*DANE ŹRÓDŁOWE*
::::::::::
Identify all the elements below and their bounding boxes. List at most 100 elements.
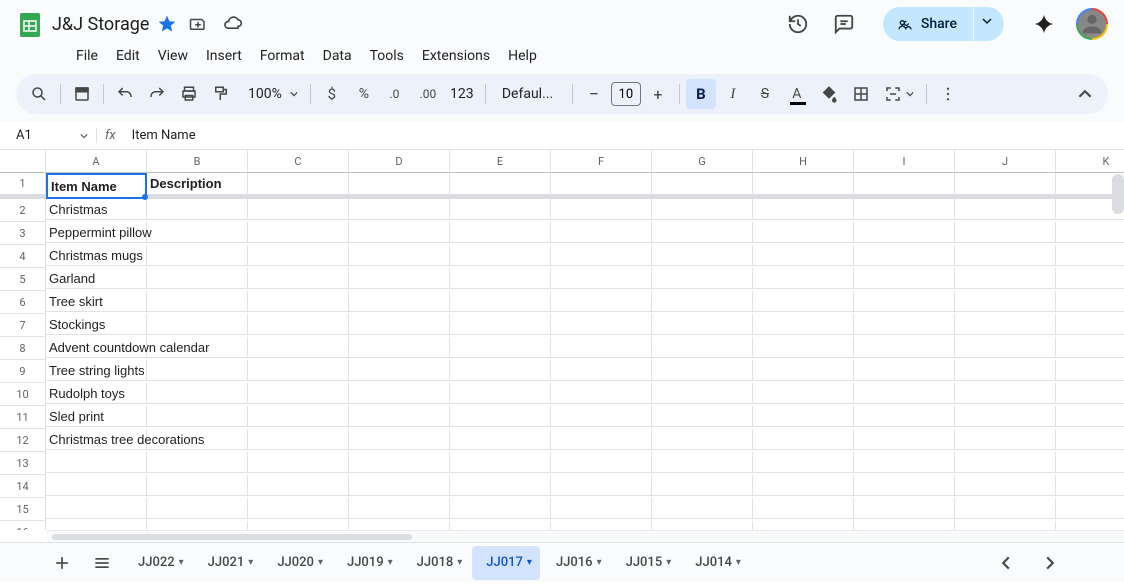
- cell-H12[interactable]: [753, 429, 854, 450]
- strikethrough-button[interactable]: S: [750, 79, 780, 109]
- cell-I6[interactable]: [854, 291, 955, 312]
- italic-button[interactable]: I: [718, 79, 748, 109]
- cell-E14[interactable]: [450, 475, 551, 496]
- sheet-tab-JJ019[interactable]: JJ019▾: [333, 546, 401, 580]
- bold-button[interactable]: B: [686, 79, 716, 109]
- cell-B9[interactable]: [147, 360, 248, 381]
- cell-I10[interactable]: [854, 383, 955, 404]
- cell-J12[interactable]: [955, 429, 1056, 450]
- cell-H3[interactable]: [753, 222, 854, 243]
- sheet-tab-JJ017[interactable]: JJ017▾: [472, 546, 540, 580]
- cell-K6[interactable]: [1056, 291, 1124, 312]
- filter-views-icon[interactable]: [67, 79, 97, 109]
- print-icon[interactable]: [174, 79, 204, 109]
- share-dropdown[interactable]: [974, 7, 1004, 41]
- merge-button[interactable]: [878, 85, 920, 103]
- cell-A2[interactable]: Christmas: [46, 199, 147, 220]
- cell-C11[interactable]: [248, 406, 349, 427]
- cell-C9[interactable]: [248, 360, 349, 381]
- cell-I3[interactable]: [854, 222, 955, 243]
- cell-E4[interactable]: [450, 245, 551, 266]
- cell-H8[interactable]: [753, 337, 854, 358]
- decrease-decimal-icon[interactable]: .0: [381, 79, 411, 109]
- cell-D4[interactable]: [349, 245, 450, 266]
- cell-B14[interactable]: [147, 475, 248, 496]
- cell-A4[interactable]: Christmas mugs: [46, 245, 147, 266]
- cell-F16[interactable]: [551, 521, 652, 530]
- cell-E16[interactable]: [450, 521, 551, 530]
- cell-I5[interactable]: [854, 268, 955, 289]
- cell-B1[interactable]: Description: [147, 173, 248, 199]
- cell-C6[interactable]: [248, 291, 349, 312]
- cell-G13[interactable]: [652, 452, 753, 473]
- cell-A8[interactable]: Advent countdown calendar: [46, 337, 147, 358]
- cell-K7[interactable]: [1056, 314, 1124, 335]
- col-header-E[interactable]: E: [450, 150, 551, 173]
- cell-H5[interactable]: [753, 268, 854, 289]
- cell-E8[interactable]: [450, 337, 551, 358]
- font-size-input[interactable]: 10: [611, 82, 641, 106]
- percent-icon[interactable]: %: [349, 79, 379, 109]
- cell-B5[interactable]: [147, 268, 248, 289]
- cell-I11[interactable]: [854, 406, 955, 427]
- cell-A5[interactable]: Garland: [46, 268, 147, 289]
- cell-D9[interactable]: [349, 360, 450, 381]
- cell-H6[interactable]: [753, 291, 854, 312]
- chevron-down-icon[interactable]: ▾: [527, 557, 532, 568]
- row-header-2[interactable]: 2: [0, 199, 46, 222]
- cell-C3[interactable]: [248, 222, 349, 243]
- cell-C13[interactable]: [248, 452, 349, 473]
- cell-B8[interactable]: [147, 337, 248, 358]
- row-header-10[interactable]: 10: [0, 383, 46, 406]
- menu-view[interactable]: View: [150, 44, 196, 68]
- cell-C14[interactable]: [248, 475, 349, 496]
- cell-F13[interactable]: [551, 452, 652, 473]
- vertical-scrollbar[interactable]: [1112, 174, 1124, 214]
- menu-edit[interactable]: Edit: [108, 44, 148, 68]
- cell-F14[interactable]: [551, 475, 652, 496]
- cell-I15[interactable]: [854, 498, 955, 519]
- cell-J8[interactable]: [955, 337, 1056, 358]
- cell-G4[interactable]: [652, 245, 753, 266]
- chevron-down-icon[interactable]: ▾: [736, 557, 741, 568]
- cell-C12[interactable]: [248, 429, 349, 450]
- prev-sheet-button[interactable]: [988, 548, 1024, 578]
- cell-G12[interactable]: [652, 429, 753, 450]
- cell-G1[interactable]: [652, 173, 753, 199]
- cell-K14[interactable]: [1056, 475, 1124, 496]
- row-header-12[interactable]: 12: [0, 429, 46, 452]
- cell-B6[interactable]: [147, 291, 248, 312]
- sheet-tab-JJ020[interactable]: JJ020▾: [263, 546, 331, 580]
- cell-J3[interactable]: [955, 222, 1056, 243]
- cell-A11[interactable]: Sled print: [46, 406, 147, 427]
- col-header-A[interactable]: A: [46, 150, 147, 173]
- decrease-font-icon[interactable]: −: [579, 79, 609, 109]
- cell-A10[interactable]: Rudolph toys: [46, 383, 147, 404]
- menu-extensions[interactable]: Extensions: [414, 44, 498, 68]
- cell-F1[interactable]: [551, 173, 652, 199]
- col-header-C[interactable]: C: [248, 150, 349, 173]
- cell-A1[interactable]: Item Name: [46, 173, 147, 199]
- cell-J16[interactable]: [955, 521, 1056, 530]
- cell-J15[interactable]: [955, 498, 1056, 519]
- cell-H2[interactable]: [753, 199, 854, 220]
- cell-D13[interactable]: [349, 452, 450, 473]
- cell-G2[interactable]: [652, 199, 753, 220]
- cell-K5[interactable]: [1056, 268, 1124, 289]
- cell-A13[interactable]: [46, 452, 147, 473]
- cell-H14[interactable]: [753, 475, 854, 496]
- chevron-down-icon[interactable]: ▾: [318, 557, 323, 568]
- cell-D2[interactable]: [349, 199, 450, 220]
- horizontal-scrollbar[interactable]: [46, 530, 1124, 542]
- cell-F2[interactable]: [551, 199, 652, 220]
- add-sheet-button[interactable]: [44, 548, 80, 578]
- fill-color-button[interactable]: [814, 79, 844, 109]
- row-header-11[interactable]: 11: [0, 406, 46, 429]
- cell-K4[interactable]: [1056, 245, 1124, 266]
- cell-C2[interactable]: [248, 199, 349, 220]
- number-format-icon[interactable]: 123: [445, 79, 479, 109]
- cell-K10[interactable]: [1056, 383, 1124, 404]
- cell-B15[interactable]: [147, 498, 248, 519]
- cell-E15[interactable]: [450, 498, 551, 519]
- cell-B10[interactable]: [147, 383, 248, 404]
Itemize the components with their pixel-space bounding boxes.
::::::::::
*PROBLEM*
Przepisz wiernie wszystkie wiersze każdego z powyższych wpisów, pomijając w odpowiedzi obrazy.

*ODPOWIEDŹ DO ZADANIA*
Identify all the elements below and their bounding boxes. List at most 100 elements.
- cell-H12[interactable]: [753, 429, 854, 450]
- strikethrough-button[interactable]: S: [750, 79, 780, 109]
- cell-I6[interactable]: [854, 291, 955, 312]
- italic-button[interactable]: I: [718, 79, 748, 109]
- cell-E14[interactable]: [450, 475, 551, 496]
- sheet-tab-JJ019[interactable]: JJ019▾: [333, 546, 401, 580]
- bold-button[interactable]: B: [686, 79, 716, 109]
- cell-B9[interactable]: [147, 360, 248, 381]
- cell-I10[interactable]: [854, 383, 955, 404]
- cell-J12[interactable]: [955, 429, 1056, 450]
- cell-H3[interactable]: [753, 222, 854, 243]
- sheet-tab-JJ017[interactable]: JJ017▾: [472, 546, 540, 580]
- cell-K6[interactable]: [1056, 291, 1124, 312]
- filter-views-icon[interactable]: [67, 79, 97, 109]
- print-icon[interactable]: [174, 79, 204, 109]
- share-dropdown[interactable]: [974, 7, 1004, 41]
- merge-button[interactable]: [878, 85, 920, 103]
- cell-A2[interactable]: Christmas: [46, 199, 147, 220]
- cell-C11[interactable]: [248, 406, 349, 427]
- cell-C9[interactable]: [248, 360, 349, 381]
- cell-I3[interactable]: [854, 222, 955, 243]
- cell-E4[interactable]: [450, 245, 551, 266]
- cell-H8[interactable]: [753, 337, 854, 358]
- decrease-decimal-icon[interactable]: .0: [381, 79, 411, 109]
- cell-D4[interactable]: [349, 245, 450, 266]
- cell-B14[interactable]: [147, 475, 248, 496]
- cell-A4[interactable]: Christmas mugs: [46, 245, 147, 266]
- cell-F16[interactable]: [551, 521, 652, 530]
- cell-E16[interactable]: [450, 521, 551, 530]
- cell-I5[interactable]: [854, 268, 955, 289]
- cell-B1[interactable]: Description: [147, 173, 248, 199]
- cell-C6[interactable]: [248, 291, 349, 312]
- cell-G13[interactable]: [652, 452, 753, 473]
- cell-A8[interactable]: Advent countdown calendar: [46, 337, 147, 358]
- cell-K7[interactable]: [1056, 314, 1124, 335]
- col-header-E[interactable]: E: [450, 150, 551, 173]
- cell-H5[interactable]: [753, 268, 854, 289]
- cell-E8[interactable]: [450, 337, 551, 358]
- font-size-input[interactable]: 10: [611, 82, 641, 106]
- percent-icon[interactable]: %: [349, 79, 379, 109]
- cell-B5[interactable]: [147, 268, 248, 289]
- cell-I11[interactable]: [854, 406, 955, 427]
- cell-A5[interactable]: Garland: [46, 268, 147, 289]
- cell-D9[interactable]: [349, 360, 450, 381]
- cell-H6[interactable]: [753, 291, 854, 312]
- chevron-down-icon[interactable]: ▾: [527, 557, 532, 568]
- row-header-2[interactable]: 2: [0, 199, 46, 222]
- cell-C3[interactable]: [248, 222, 349, 243]
- cell-C13[interactable]: [248, 452, 349, 473]
- cell-B8[interactable]: [147, 337, 248, 358]
- row-header-10[interactable]: 10: [0, 383, 46, 406]
- menu-view[interactable]: View: [150, 44, 196, 68]
- cell-C14[interactable]: [248, 475, 349, 496]
- cell-F13[interactable]: [551, 452, 652, 473]
- vertical-scrollbar[interactable]: [1112, 174, 1124, 214]
- menu-edit[interactable]: Edit: [108, 44, 148, 68]
- cell-F14[interactable]: [551, 475, 652, 496]
- cell-I15[interactable]: [854, 498, 955, 519]
- cell-J8[interactable]: [955, 337, 1056, 358]
- cell-G4[interactable]: [652, 245, 753, 266]
- chevron-down-icon[interactable]: ▾: [736, 557, 741, 568]
- cell-C12[interactable]: [248, 429, 349, 450]
- prev-sheet-button[interactable]: [988, 548, 1024, 578]
- cell-G12[interactable]: [652, 429, 753, 450]
- cell-G1[interactable]: [652, 173, 753, 199]
- cell-K14[interactable]: [1056, 475, 1124, 496]
- row-header-12[interactable]: 12: [0, 429, 46, 452]
- cell-B6[interactable]: [147, 291, 248, 312]
- sheet-tab-JJ020[interactable]: JJ020▾: [263, 546, 331, 580]
- cell-J3[interactable]: [955, 222, 1056, 243]
- cell-A11[interactable]: Sled print: [46, 406, 147, 427]
- col-header-A[interactable]: A: [46, 150, 147, 173]
- decrease-font-icon[interactable]: −: [579, 79, 609, 109]
- cell-A10[interactable]: Rudolph toys: [46, 383, 147, 404]
- menu-extensions[interactable]: Extensions: [414, 44, 498, 68]
- cell-F1[interactable]: [551, 173, 652, 199]
- col-header-C[interactable]: C: [248, 150, 349, 173]
- cell-A1[interactable]: Item Name: [46, 173, 147, 199]
- cell-J16[interactable]: [955, 521, 1056, 530]
- cell-J15[interactable]: [955, 498, 1056, 519]
- cell-H2[interactable]: [753, 199, 854, 220]
- cell-D13[interactable]: [349, 452, 450, 473]
- cell-G2[interactable]: [652, 199, 753, 220]
- cell-K5[interactable]: [1056, 268, 1124, 289]
- cell-A13[interactable]: [46, 452, 147, 473]
- cell-H14[interactable]: [753, 475, 854, 496]
- chevron-down-icon[interactable]: ▾: [318, 557, 323, 568]
- cell-D2[interactable]: [349, 199, 450, 220]
- horizontal-scrollbar[interactable]: [46, 530, 1124, 542]
- cell-F2[interactable]: [551, 199, 652, 220]
- add-sheet-button[interactable]: [44, 548, 80, 578]
- fill-color-button[interactable]: [814, 79, 844, 109]
- row-header-11[interactable]: 11: [0, 406, 46, 429]
- cell-K4[interactable]: [1056, 245, 1124, 266]
- cell-C2[interactable]: [248, 199, 349, 220]
- number-format-icon[interactable]: 123: [445, 79, 479, 109]
- cell-K10[interactable]: [1056, 383, 1124, 404]
- cell-B15[interactable]: [147, 498, 248, 519]
- cell-E15[interactable]: [450, 498, 551, 519]
- cell-B10[interactable]: [147, 383, 248, 404]
Itemize the components with their pixel-space bounding boxes.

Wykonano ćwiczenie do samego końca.